**TE LEZEN FRAGMENT**

▬▬▬▬▬▬▬▬▬▬

16 februari 1745: Het was duidelijk dat Hamont de karren, koetsen en diligences tussen’s-Hertogenbosch en Maastricht, zoals vóór 1700 het geval was, terug door haar stad wilde doen rijden.
Blijkbaar namen de koetsen en karren nu een andere route over Hamonts grondgebied, ver van de stadstol. De 60-jarige Willem Booms, woonachtig op Beverbeek, Jacobus Van Meijl (40) en Hendrik Kemps (18) van Eindhoven verklaarden voor de heer Loijens, controleur op ‘t comptoir van Hamont, dat zij op de 16de februari 1745 met hun paarden en beladen karren onder Hamont aen de heijde gelegen gemeijnelijck genamt den kijckuijt reden en door de Achelse controleur de Viset aangehouden werden. Die de Viset had verklaard dat hij hen aan de douanepaal aanhield maar de drie mannen repliekeerden dat dit wel een haf uur verder gebeurde. Meer dan twee uren hadden ze zelfs voor dit korte stuk moeten rijden uijt redenen soo de eene als andere carren diverse reijsen hebben vast gestaen, dan de eene, en dan wederom een ander, om de quaetheijt der wegen, soo dat de paarden van een carre moesten afspannen, om een ander weder in te haelen. Waarschijnlijk wilde Hamont de toestand van de mulle zandwegen gebruiken om aan te tonen dat men via Beverbeek minder problemen had en best via die weg hun stadje aandeed.

▬▬▬▬▬▬▬▬▬▬

**BESCHIKBARE GEGEVENS**
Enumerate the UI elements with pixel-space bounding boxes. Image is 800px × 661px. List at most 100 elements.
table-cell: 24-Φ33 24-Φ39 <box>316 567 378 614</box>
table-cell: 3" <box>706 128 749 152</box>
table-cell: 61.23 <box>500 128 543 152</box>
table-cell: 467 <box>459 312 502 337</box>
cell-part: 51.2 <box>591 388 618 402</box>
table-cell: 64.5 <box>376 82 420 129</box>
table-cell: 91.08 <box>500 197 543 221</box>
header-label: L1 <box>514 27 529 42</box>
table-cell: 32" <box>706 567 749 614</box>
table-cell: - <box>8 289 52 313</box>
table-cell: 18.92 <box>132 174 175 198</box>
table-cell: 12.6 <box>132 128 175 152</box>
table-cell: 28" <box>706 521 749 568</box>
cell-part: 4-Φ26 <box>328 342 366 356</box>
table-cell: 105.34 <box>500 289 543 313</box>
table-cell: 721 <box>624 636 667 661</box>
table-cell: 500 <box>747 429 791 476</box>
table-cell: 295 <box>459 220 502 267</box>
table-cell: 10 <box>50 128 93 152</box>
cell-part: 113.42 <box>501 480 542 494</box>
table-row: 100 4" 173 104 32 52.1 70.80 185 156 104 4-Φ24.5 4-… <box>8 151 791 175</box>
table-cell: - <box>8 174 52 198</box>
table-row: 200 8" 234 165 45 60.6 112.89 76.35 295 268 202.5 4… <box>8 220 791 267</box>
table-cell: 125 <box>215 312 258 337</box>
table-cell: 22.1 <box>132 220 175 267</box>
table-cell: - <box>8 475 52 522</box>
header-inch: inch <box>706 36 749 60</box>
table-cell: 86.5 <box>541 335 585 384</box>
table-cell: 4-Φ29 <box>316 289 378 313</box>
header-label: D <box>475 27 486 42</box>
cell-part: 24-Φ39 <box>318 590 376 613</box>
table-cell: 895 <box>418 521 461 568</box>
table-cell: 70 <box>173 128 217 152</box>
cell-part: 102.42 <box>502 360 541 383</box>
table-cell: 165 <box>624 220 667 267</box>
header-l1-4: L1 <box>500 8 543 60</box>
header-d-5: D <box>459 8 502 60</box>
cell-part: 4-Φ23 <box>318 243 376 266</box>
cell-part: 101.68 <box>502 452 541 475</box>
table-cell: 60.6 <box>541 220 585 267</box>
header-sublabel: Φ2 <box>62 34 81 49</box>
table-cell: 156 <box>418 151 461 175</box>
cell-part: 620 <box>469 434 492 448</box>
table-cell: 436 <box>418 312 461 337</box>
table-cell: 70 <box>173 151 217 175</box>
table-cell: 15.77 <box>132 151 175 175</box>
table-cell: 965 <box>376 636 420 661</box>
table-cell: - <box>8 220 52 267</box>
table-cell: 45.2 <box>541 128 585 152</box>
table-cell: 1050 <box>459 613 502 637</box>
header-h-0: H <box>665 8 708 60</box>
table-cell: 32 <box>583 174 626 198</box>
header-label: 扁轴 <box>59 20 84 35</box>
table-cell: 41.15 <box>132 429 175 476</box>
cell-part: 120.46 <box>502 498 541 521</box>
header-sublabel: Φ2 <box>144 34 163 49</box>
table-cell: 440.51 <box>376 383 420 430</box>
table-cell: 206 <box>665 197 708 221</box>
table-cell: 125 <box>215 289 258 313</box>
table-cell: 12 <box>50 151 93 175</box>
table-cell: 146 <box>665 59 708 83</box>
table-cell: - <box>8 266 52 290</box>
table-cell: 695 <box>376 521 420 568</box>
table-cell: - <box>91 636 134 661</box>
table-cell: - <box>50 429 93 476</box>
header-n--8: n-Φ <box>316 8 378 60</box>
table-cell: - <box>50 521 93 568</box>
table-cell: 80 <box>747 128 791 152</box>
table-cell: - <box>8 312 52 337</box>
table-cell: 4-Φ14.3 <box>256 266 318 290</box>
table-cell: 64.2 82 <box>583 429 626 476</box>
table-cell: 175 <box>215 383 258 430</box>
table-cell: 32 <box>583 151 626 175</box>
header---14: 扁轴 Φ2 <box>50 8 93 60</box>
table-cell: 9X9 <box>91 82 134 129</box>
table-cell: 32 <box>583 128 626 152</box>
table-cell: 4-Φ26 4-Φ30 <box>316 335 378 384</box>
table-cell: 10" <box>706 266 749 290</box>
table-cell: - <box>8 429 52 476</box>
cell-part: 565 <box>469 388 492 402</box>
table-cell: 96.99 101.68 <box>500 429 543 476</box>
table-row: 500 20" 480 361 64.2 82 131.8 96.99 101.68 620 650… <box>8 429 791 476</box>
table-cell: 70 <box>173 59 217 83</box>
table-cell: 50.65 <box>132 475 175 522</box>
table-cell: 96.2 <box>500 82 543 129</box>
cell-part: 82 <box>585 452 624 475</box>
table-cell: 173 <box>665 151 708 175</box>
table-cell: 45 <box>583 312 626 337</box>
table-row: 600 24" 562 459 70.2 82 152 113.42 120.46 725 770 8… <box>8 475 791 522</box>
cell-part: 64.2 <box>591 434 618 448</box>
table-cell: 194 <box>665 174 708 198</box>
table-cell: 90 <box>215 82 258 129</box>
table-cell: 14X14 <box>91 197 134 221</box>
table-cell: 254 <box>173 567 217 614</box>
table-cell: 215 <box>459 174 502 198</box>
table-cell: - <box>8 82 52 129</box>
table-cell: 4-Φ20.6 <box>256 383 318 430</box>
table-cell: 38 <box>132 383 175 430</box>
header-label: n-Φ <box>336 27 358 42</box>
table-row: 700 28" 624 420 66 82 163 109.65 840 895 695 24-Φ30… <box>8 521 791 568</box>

▬▬▬▬▬▬▬▬▬▬

**UIT TE VOEREN TAKEN**
1. Kun je uit het fragment over Hamont het stuk van "16 februari 1745: Het" tot "wilde doen rijden." woordelijk overschrijven?
2. Hoe luidt de zin "Blijkbaar namen de koetsen en karren nu een andere route over Hamonts grondgebied, ver van de stadstol." uit het fragment over Hamont in het Engels?

**RESULTATEN PER TAAK**
1.
16 februari 1745: Het was duidelijk dat Hamont de karren, koetsen en diligences tussen’s-Hertogenbosch en Maastricht, zoals vóór 1700 het geval was, terug door haar stad wilde doen rijden.

2. Apparently the coaches and carts now took a different route across Hamont's territory, far from the town toll.